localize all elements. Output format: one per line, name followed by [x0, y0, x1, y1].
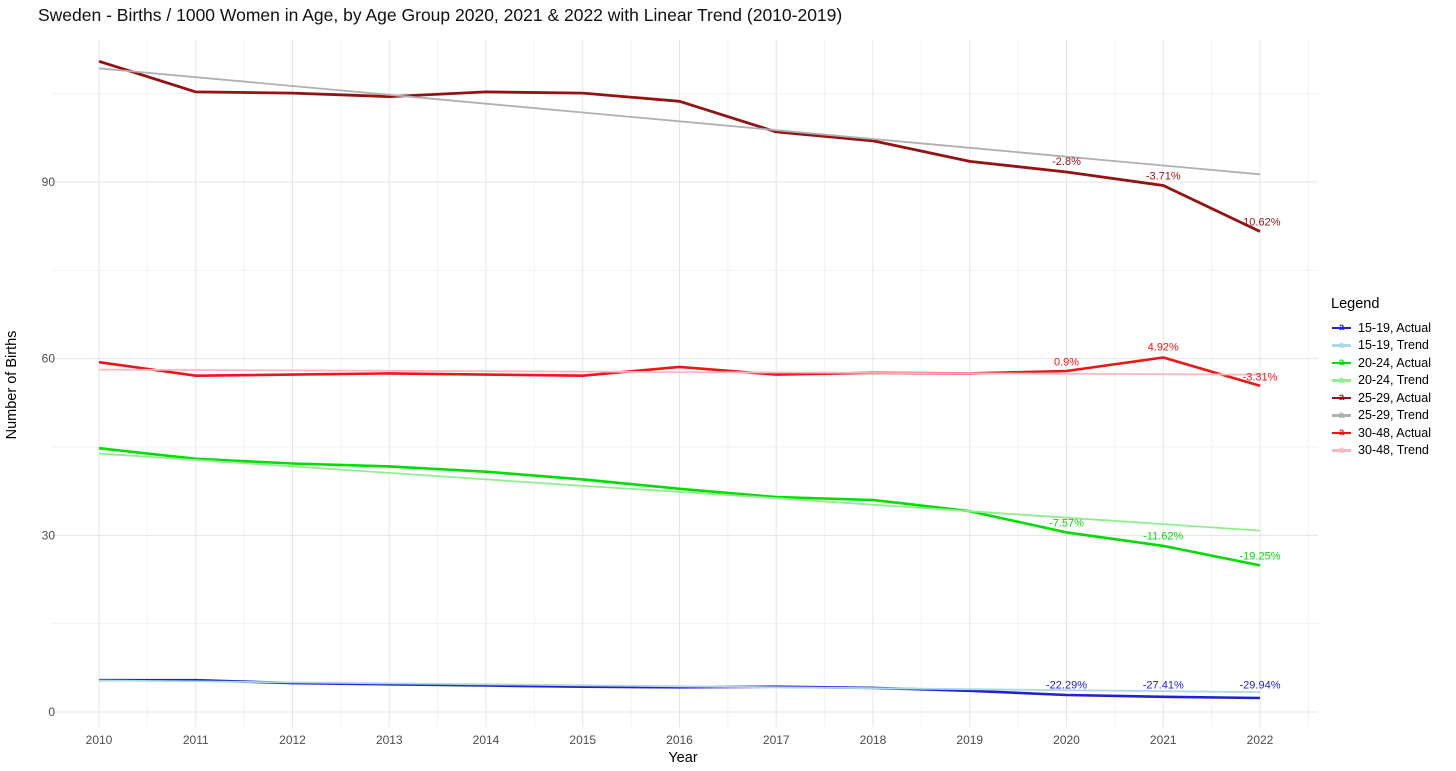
x-tick-label: 2021 [1150, 733, 1177, 747]
line-key-icon: a [1331, 337, 1352, 354]
x-tick-label: 2018 [860, 733, 887, 747]
legend-label: 20-24, Trend [1358, 373, 1429, 388]
line-key-icon: a [1331, 354, 1352, 371]
line-key-icon: a [1331, 442, 1352, 459]
legend: Legend a 15-19, Actual a 15-19, Trend a … [1331, 296, 1456, 459]
annotation-25-29-actual-2020: -2.8% [1052, 156, 1081, 168]
series-line-30-48-actual [98, 356, 1261, 388]
x-tick-label: 2013 [376, 733, 403, 747]
annotation-25-29-actual-2021: -3.71% [1146, 171, 1181, 183]
annotation-30-48-actual-2022: -3.31% [1243, 371, 1278, 383]
series-line-20-24-actual [98, 446, 1261, 567]
annotation-20-24-actual-2022: -19.25% [1240, 550, 1281, 562]
line-key-icon: a [1331, 372, 1352, 389]
line-key-icon: a [1331, 389, 1352, 406]
x-tick-label: 2010 [86, 733, 113, 747]
legend-item-30-48-actual: a 30-48, Actual [1331, 424, 1456, 442]
legend-label: 30-48, Trend [1358, 443, 1429, 458]
series-line-15-19-trend [98, 679, 1261, 693]
legend-item-15-19-trend: a 15-19, Trend [1331, 337, 1456, 355]
annotation-15-19-actual-2021: -27.41% [1143, 679, 1184, 691]
legend-title: Legend [1331, 296, 1380, 312]
x-tick-label: 2012 [279, 733, 306, 747]
legend-item-20-24-trend: a 20-24, Trend [1331, 372, 1456, 390]
annotation-30-48-actual-2020: 0.9% [1054, 357, 1079, 369]
x-tick-label: 2020 [1053, 733, 1080, 747]
y-tick-label: 30 [42, 528, 56, 542]
series-line-25-29-trend [98, 67, 1261, 176]
x-axis-title: Year [668, 750, 697, 766]
x-tick-label: 2011 [183, 733, 209, 747]
series-line-30-48-trend [98, 368, 1261, 376]
legend-label: 25-29, Actual [1358, 390, 1431, 405]
legend-item-25-29-trend: a 25-29, Trend [1331, 407, 1456, 425]
x-tick-label: 2014 [473, 733, 500, 747]
x-tick-label: 2016 [666, 733, 693, 747]
legend-item-25-29-actual: a 25-29, Actual [1331, 389, 1456, 407]
legend-label: 15-19, Actual [1358, 320, 1431, 335]
y-tick-label: 60 [42, 352, 56, 366]
annotation-20-24-actual-2020: -7.57% [1049, 517, 1084, 529]
series-line-25-29-actual [98, 59, 1261, 233]
x-tick-label: 2015 [569, 733, 596, 747]
y-tick-label: 90 [42, 175, 56, 189]
annotation-25-29-actual-2022: -10.62% [1240, 217, 1281, 229]
annotation-20-24-actual-2021: -11.62% [1143, 530, 1183, 542]
x-tick-label: 2022 [1247, 733, 1274, 747]
x-tick-label: 2017 [763, 733, 790, 747]
annotation-15-19-actual-2022: -29.94% [1240, 679, 1281, 691]
series-line-20-24-trend [98, 452, 1261, 532]
annotation-15-19-actual-2020: -22.29% [1046, 679, 1087, 691]
legend-item-30-48-trend: a 30-48, Trend [1331, 442, 1456, 460]
chart-title: Sweden - Births / 1000 Women in Age, by … [38, 5, 843, 25]
legend-label: 30-48, Actual [1358, 425, 1431, 440]
line-key-icon: a [1331, 424, 1352, 441]
annotation-30-48-actual-2021: 4.92% [1148, 341, 1179, 353]
legend-label: 25-29, Trend [1358, 408, 1429, 423]
legend-label: 20-24, Actual [1358, 355, 1431, 370]
legend-label: 15-19, Trend [1358, 338, 1429, 353]
x-tick-label: 2019 [956, 733, 983, 747]
legend-item-20-24-actual: a 20-24, Actual [1331, 354, 1456, 372]
line-key-icon: a [1331, 407, 1352, 424]
legend-item-15-19-actual: a 15-19, Actual [1331, 319, 1456, 337]
line-key-icon: a [1331, 319, 1352, 336]
y-axis-title: Number of Births [4, 331, 20, 440]
y-tick-label: 0 [48, 705, 55, 719]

Aim of the exercise:
Copy out the rows from the line containing "x-tick-label: 2021 [1150, 733, 1177, 747]" up to and including the line containing "x-axis-title: Year [668, 750, 697, 766]", keeping each one unchanged.

Finished task:
x-tick-label: 2021 [1150, 733, 1177, 747]
line-key-icon: a [1331, 337, 1352, 354]
x-tick-label: 2018 [860, 733, 887, 747]
legend-label: 20-24, Trend [1358, 373, 1429, 388]
line-key-icon: a [1331, 354, 1352, 371]
line-key-icon: a [1331, 442, 1352, 459]
legend: Legend a 15-19, Actual a 15-19, Trend a … [1331, 296, 1456, 459]
annotation-25-29-actual-2020: -2.8% [1052, 156, 1081, 168]
series-line-30-48-actual [98, 356, 1261, 388]
x-tick-label: 2013 [376, 733, 403, 747]
annotation-25-29-actual-2021: -3.71% [1146, 171, 1181, 183]
annotation-30-48-actual-2022: -3.31% [1243, 371, 1278, 383]
series-line-20-24-actual [98, 446, 1261, 567]
annotation-20-24-actual-2022: -19.25% [1240, 550, 1281, 562]
line-key-icon: a [1331, 372, 1352, 389]
line-key-icon: a [1331, 389, 1352, 406]
x-tick-label: 2010 [86, 733, 113, 747]
legend-item-30-48-actual: a 30-48, Actual [1331, 424, 1456, 442]
legend-label: 30-48, Trend [1358, 443, 1429, 458]
series-line-15-19-trend [98, 679, 1261, 693]
legend-item-15-19-trend: a 15-19, Trend [1331, 337, 1456, 355]
annotation-15-19-actual-2021: -27.41% [1143, 679, 1184, 691]
legend-title: Legend [1331, 296, 1380, 312]
x-tick-label: 2012 [279, 733, 306, 747]
legend-item-20-24-trend: a 20-24, Trend [1331, 372, 1456, 390]
annotation-30-48-actual-2020: 0.9% [1054, 357, 1079, 369]
x-tick-label: 2020 [1053, 733, 1080, 747]
y-tick-label: 30 [42, 528, 56, 542]
series-line-25-29-trend [98, 67, 1261, 176]
x-axis-title: Year [668, 750, 697, 766]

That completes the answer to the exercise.